**Task instructions:**
Repeat each entry exactly and drop the pictures.
— Start of Records for processing —
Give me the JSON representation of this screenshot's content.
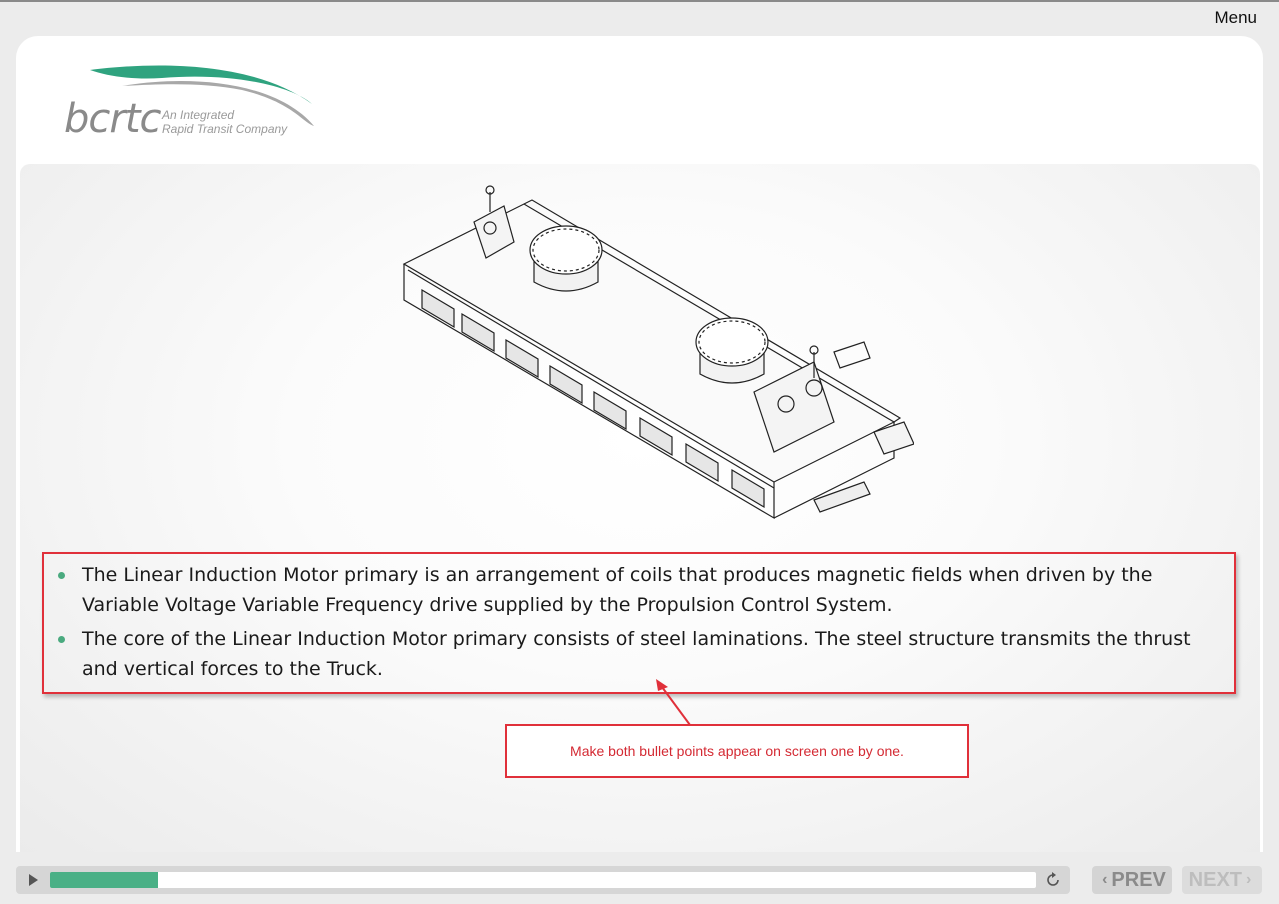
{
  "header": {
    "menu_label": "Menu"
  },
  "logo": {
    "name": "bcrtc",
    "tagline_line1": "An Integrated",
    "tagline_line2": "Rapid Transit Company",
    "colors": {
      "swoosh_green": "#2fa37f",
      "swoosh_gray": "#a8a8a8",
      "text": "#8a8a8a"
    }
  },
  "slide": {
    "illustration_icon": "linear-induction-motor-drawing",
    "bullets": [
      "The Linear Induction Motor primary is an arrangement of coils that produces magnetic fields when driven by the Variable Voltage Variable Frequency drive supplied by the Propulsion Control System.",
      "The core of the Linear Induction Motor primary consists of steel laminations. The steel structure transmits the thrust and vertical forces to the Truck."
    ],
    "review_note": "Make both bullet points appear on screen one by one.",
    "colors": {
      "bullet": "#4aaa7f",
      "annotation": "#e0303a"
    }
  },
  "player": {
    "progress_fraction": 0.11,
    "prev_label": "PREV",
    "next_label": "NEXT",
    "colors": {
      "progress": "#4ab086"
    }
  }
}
— End of Records for processing —
**Answer to this task:**
Give me the JSON representation of this screenshot's content.
{
  "header": {
    "menu_label": "Menu"
  },
  "logo": {
    "name": "bcrtc",
    "tagline_line1": "An Integrated",
    "tagline_line2": "Rapid Transit Company",
    "colors": {
      "swoosh_green": "#2fa37f",
      "swoosh_gray": "#a8a8a8",
      "text": "#8a8a8a"
    }
  },
  "slide": {
    "illustration_icon": "linear-induction-motor-drawing",
    "bullets": [
      "The Linear Induction Motor primary is an arrangement of coils that produces magnetic fields when driven by the Variable Voltage Variable Frequency drive supplied by the Propulsion Control System.",
      "The core of the Linear Induction Motor primary consists of steel laminations. The steel structure transmits the thrust and vertical forces to the Truck."
    ],
    "review_note": "Make both bullet points appear on screen one by one.",
    "colors": {
      "bullet": "#4aaa7f",
      "annotation": "#e0303a"
    }
  },
  "player": {
    "progress_fraction": 0.11,
    "prev_label": "PREV",
    "next_label": "NEXT",
    "colors": {
      "progress": "#4ab086"
    }
  }
}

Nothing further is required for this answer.